## TASK STATEMENT
Set each record down exactly, excluding all images.

## SOURCE MATERIAL
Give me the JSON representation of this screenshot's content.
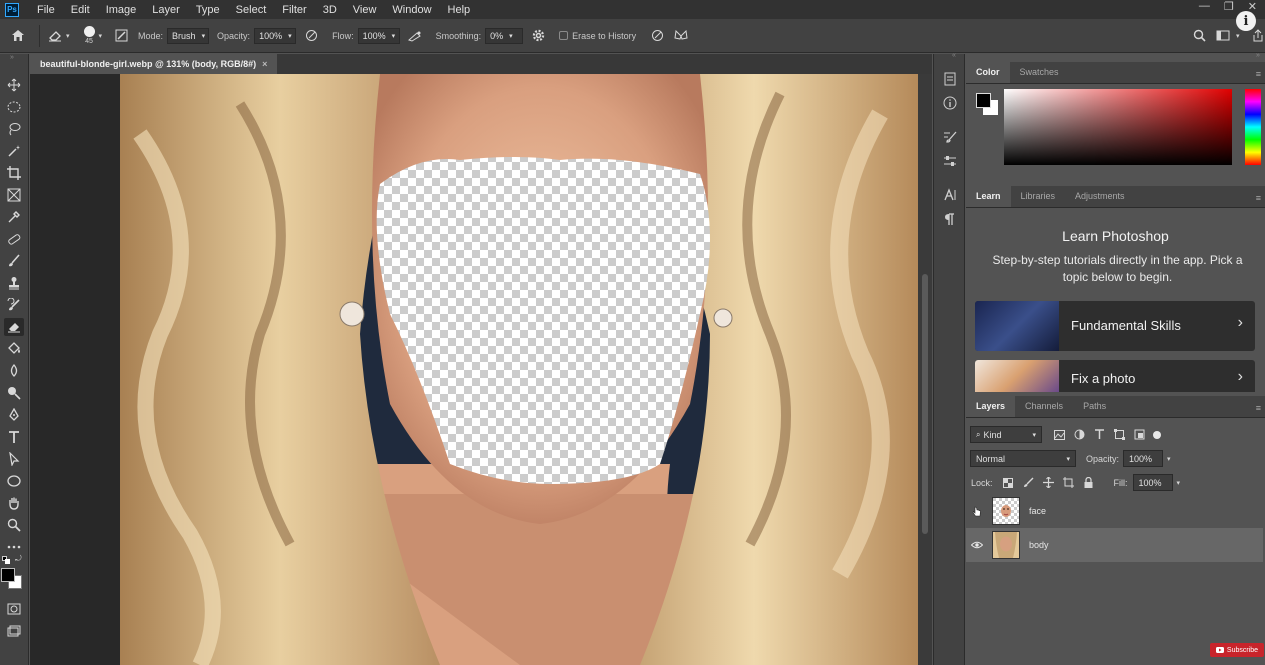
{
  "app": {
    "logo": "Ps"
  },
  "menu": [
    "File",
    "Edit",
    "Image",
    "Layer",
    "Type",
    "Select",
    "Filter",
    "3D",
    "View",
    "Window",
    "Help"
  ],
  "window_controls": [
    "—",
    "❐",
    "✕"
  ],
  "options_bar": {
    "brush_size": "45",
    "mode_label": "Mode:",
    "mode_value": "Brush",
    "opacity_label": "Opacity:",
    "opacity_value": "100%",
    "flow_label": "Flow:",
    "flow_value": "100%",
    "smoothing_label": "Smoothing:",
    "smoothing_value": "0%",
    "erase_history_label": "Erase to History"
  },
  "document": {
    "tab_title": "beautiful-blonde-girl.webp @ 131% (body, RGB/8#)",
    "tab_close": "×"
  },
  "color_panel": {
    "tabs": [
      "Color",
      "Swatches"
    ],
    "active_tab": "Color",
    "foreground": "#000000",
    "background": "#ffffff",
    "hue": "#ff0000"
  },
  "learn_panel": {
    "tabs": [
      "Learn",
      "Libraries",
      "Adjustments"
    ],
    "title": "Learn Photoshop",
    "description": "Step-by-step tutorials directly in the app. Pick a topic below to begin.",
    "cards": [
      {
        "label": "Fundamental Skills"
      },
      {
        "label": "Fix a photo"
      }
    ]
  },
  "layers_panel": {
    "tabs": [
      "Layers",
      "Channels",
      "Paths"
    ],
    "kind_label": "Kind",
    "blend_mode": "Normal",
    "opacity_label": "Opacity:",
    "opacity_value": "100%",
    "lock_label": "Lock:",
    "fill_label": "Fill:",
    "fill_value": "100%",
    "layers": [
      {
        "name": "face",
        "visible": false
      },
      {
        "name": "body",
        "visible": true,
        "selected": true
      }
    ]
  },
  "overlay": {
    "subscribe_label": "Subscribe",
    "info_glyph": "i"
  }
}
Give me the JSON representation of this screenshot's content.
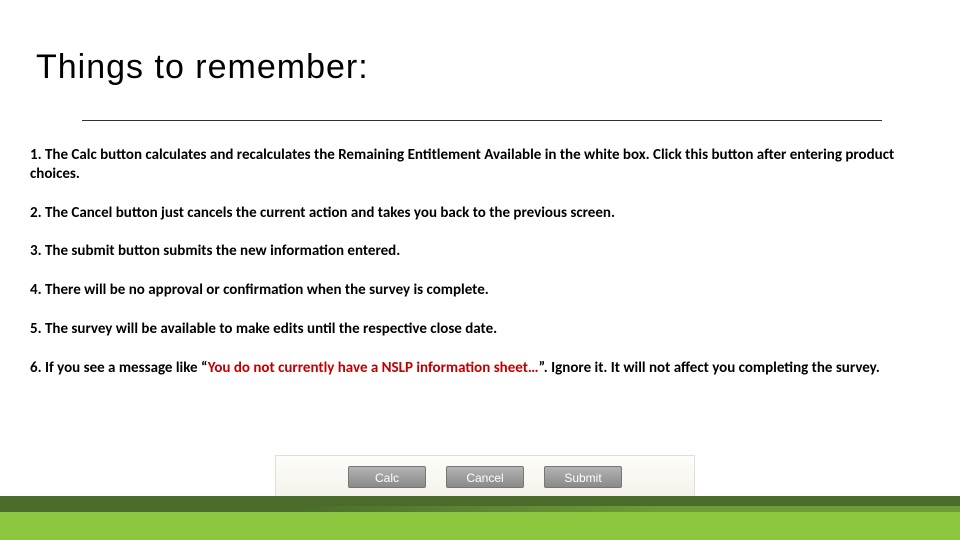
{
  "title": "Things to remember:",
  "items": [
    {
      "prefix": "1. ",
      "text": "The Calc button calculates and recalculates the Remaining Entitlement Available in the white box. Click this button after entering product choices."
    },
    {
      "prefix": "2. ",
      "text": "The Cancel button just cancels the current action and takes you back to the previous screen."
    },
    {
      "prefix": "3. ",
      "text": "The submit button submits the new information entered."
    },
    {
      "prefix": "4. ",
      "text": "There will be no approval or confirmation when the survey is complete."
    },
    {
      "prefix": "5. ",
      "text": "The survey will be available to make edits until the respective close date."
    }
  ],
  "item6": {
    "prefix": "6.  ",
    "before": "If you see a message like “",
    "highlight": "You do not currently have a NSLP information sheet…",
    "after": "”. Ignore it. It will not affect you completing the survey."
  },
  "buttons": {
    "calc": "Calc",
    "cancel": "Cancel",
    "submit": "Submit"
  }
}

## EXPECTED ANSWER
Give me the JSON representation of this screenshot's content.
{
  "app": {
    "logo": "Ps"
  },
  "menu": [
    "File",
    "Edit",
    "Image",
    "Layer",
    "Type",
    "Select",
    "Filter",
    "3D",
    "View",
    "Window",
    "Help"
  ],
  "window_controls": [
    "—",
    "❐",
    "✕"
  ],
  "options_bar": {
    "brush_size": "45",
    "mode_label": "Mode:",
    "mode_value": "Brush",
    "opacity_label": "Opacity:",
    "opacity_value": "100%",
    "flow_label": "Flow:",
    "flow_value": "100%",
    "smoothing_label": "Smoothing:",
    "smoothing_value": "0%",
    "erase_history_label": "Erase to History"
  },
  "document": {
    "tab_title": "beautiful-blonde-girl.webp @ 131% (body, RGB/8#)",
    "tab_close": "×"
  },
  "color_panel": {
    "tabs": [
      "Color",
      "Swatches"
    ],
    "active_tab": "Color",
    "foreground": "#000000",
    "background": "#ffffff",
    "hue": "#ff0000"
  },
  "learn_panel": {
    "tabs": [
      "Learn",
      "Libraries",
      "Adjustments"
    ],
    "title": "Learn Photoshop",
    "description": "Step-by-step tutorials directly in the app. Pick a topic below to begin.",
    "cards": [
      {
        "label": "Fundamental Skills"
      },
      {
        "label": "Fix a photo"
      }
    ]
  },
  "layers_panel": {
    "tabs": [
      "Layers",
      "Channels",
      "Paths"
    ],
    "kind_label": "Kind",
    "blend_mode": "Normal",
    "opacity_label": "Opacity:",
    "opacity_value": "100%",
    "lock_label": "Lock:",
    "fill_label": "Fill:",
    "fill_value": "100%",
    "layers": [
      {
        "name": "face",
        "visible": false
      },
      {
        "name": "body",
        "visible": true,
        "selected": true
      }
    ]
  },
  "overlay": {
    "subscribe_label": "Subscribe",
    "info_glyph": "i"
  }
}
Give me the JSON representation of this screenshot's content.
{
  "title": "Things to remember:",
  "items": [
    {
      "prefix": "1. ",
      "text": "The Calc button calculates and recalculates the Remaining Entitlement Available in the white box. Click this button after entering product choices."
    },
    {
      "prefix": "2. ",
      "text": "The Cancel button just cancels the current action and takes you back to the previous screen."
    },
    {
      "prefix": "3. ",
      "text": "The submit button submits the new information entered."
    },
    {
      "prefix": "4. ",
      "text": "There will be no approval or confirmation when the survey is complete."
    },
    {
      "prefix": "5. ",
      "text": "The survey will be available to make edits until the respective close date."
    }
  ],
  "item6": {
    "prefix": "6.  ",
    "before": "If you see a message like “",
    "highlight": "You do not currently have a NSLP information sheet…",
    "after": "”. Ignore it. It will not affect you completing the survey."
  },
  "buttons": {
    "calc": "Calc",
    "cancel": "Cancel",
    "submit": "Submit"
  }
}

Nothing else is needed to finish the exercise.